Collected data
:::
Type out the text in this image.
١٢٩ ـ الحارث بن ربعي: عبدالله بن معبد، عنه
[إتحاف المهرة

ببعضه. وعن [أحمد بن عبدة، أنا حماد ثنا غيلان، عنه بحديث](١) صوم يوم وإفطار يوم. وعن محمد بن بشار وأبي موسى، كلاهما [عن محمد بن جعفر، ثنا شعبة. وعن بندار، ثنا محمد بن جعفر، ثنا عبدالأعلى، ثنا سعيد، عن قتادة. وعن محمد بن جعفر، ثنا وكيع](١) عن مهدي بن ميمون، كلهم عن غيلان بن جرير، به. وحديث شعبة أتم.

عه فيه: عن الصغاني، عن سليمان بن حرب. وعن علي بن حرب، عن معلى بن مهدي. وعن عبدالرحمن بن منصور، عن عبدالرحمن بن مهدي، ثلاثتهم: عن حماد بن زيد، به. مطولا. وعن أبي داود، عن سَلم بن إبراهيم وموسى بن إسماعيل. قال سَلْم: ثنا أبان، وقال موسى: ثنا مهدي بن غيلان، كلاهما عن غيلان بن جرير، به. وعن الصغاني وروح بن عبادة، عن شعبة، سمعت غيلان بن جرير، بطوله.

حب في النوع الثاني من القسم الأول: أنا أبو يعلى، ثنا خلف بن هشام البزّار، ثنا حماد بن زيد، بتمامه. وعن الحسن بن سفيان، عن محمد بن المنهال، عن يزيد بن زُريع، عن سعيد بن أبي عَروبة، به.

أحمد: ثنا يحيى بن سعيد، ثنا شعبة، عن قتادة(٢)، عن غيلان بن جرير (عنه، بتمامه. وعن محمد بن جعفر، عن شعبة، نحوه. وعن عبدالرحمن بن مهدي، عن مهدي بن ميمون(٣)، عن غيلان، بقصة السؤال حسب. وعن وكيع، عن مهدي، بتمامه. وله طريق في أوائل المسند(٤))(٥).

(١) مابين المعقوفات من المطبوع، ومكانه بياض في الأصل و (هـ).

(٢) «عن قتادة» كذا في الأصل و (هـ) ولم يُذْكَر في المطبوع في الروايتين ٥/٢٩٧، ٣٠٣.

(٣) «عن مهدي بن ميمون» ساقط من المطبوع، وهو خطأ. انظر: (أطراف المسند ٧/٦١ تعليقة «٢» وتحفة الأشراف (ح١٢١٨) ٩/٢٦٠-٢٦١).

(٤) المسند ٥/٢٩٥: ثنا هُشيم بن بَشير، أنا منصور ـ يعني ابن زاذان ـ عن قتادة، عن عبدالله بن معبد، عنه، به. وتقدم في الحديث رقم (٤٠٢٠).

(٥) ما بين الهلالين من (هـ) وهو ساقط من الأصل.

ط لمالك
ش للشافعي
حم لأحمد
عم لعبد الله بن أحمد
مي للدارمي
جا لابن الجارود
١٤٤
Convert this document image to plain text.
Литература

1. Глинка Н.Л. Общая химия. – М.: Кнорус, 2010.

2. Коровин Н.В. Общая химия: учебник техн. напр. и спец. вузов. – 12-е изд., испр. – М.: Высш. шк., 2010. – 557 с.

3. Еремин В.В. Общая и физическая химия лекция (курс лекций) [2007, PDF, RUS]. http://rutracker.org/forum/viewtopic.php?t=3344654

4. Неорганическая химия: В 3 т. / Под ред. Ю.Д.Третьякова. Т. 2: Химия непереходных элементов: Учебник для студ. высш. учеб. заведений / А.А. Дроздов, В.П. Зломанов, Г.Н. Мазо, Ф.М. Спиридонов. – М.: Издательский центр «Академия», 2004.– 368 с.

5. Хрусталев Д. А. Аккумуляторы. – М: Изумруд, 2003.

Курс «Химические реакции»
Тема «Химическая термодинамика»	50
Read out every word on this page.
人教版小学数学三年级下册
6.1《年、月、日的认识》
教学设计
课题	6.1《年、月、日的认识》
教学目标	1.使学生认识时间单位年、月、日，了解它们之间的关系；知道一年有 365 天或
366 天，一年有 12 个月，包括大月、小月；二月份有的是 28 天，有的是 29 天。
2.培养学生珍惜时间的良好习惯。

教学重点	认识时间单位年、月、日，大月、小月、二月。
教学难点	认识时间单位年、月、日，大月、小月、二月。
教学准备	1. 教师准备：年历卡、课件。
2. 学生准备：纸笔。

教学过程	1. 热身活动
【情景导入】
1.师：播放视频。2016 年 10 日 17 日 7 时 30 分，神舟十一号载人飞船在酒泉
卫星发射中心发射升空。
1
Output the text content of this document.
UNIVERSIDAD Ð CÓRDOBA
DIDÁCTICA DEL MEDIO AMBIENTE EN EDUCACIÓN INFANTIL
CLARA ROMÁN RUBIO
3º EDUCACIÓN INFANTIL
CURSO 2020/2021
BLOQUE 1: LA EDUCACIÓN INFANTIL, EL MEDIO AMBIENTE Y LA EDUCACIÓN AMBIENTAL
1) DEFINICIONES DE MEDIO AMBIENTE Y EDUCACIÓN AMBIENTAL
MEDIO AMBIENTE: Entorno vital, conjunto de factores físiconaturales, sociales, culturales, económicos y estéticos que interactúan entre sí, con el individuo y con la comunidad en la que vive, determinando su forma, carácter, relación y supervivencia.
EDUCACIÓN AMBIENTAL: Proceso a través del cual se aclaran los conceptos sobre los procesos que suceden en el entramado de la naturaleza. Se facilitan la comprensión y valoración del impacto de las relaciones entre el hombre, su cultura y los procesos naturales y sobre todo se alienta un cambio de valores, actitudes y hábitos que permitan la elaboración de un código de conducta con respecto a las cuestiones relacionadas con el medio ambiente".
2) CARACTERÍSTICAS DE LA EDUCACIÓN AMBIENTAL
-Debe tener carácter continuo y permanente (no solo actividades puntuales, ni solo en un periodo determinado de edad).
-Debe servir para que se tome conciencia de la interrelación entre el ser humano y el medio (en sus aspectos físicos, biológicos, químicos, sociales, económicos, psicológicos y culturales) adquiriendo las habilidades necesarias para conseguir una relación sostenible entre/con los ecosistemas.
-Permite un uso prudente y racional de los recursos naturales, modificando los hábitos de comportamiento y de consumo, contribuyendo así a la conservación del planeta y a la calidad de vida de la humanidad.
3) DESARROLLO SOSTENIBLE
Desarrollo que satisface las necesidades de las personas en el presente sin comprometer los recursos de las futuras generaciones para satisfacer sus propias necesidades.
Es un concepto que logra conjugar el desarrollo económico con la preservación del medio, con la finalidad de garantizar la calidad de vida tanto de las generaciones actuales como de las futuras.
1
:::
▶ _The problem_: Gather, from the listing above, every line carrying the word "sociales".

▶ _Task result_:
MEDIO AMBIENTE: Entorno vital, conjunto de factores físiconaturales, sociales, culturales, económicos y estéticos que interactúan entre sí, con el individuo y con la comunidad en la que vive, determinando su forma, carácter, relación y supervivencia.
-Debe servir para que se tome conciencia de la interrelación entre el ser humano y el medio (en sus aspectos físicos, biológicos, químicos, sociales, económicos, psicológicos y culturales) adquiriendo las habilidades necesarias para conseguir una relación sostenible entre/con los ecosistemas.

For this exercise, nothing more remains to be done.